Written task
Copy the data that follows exactly. Include no pictures.

Start of Records supplied

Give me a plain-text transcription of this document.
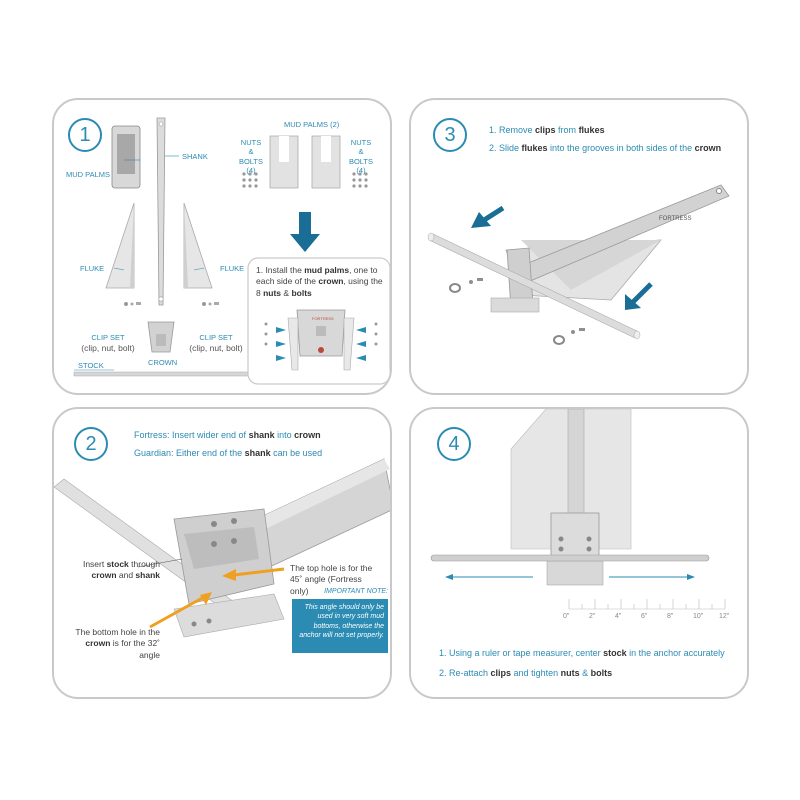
1
MUD PALMS
SHANK
FLUKE	FLUKE
CLIP SET
(clip, nut, bolt)
CLIP SET
(clip, nut, bolt)
CROWN
STOCK
MUD PALMS (2)
NUTS
&
BOLTS (4)
NUTS
&
BOLTS (4)
1. Install the mud palms, one to each side of the crown, using the 8 nuts & bolts
FORTRESS
3	1. Remove clips from flukes
2. Slide flukes into the grooves in both sides of the crown
FORTRESS
2	Fortress: Insert wider end of shank into crown
Guardian: Either end of the shank can be used
Insert stock through
crown and shank
The top hole is for the 45˚ angle (Fortress only)
The bottom hole in the crown is for the 32˚ angle
IMPORTANT NOTE:
This angle should only be used in very soft mud bottoms, otherwise the anchor will not set properly.
4
0"	2"	4"	6"	8"	10" 12"
1. Using a ruler or tape measurer, center stock in the anchor accurately
2. Re-attach clips and tighten nuts & bolts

End of Records supplied

Full output
Give me a plain-text transcription of this document.
1
MUD PALMS
SHANK
FLUKE	FLUKE
CLIP SET
(clip, nut, bolt)
CLIP SET
(clip, nut, bolt)
CROWN
STOCK
MUD PALMS (2)
NUTS
&
BOLTS (4)
NUTS
&
BOLTS (4)
1. Install the mud palms, one to each side of the crown, using the 8 nuts & bolts
FORTRESS
3	1. Remove clips from flukes
2. Slide flukes into the grooves in both sides of the crown
FORTRESS
2	Fortress: Insert wider end of shank into crown
Guardian: Either end of the shank can be used
Insert stock through
crown and shank
The top hole is for the 45˚ angle (Fortress only)
The bottom hole in the crown is for the 32˚ angle
IMPORTANT NOTE:
This angle should only be used in very soft mud bottoms, otherwise the anchor will not set properly.
4
0"	2"	4"	6"	8"	10" 12"
1. Using a ruler or tape measurer, center stock in the anchor accurately
2. Re-attach clips and tighten nuts & bolts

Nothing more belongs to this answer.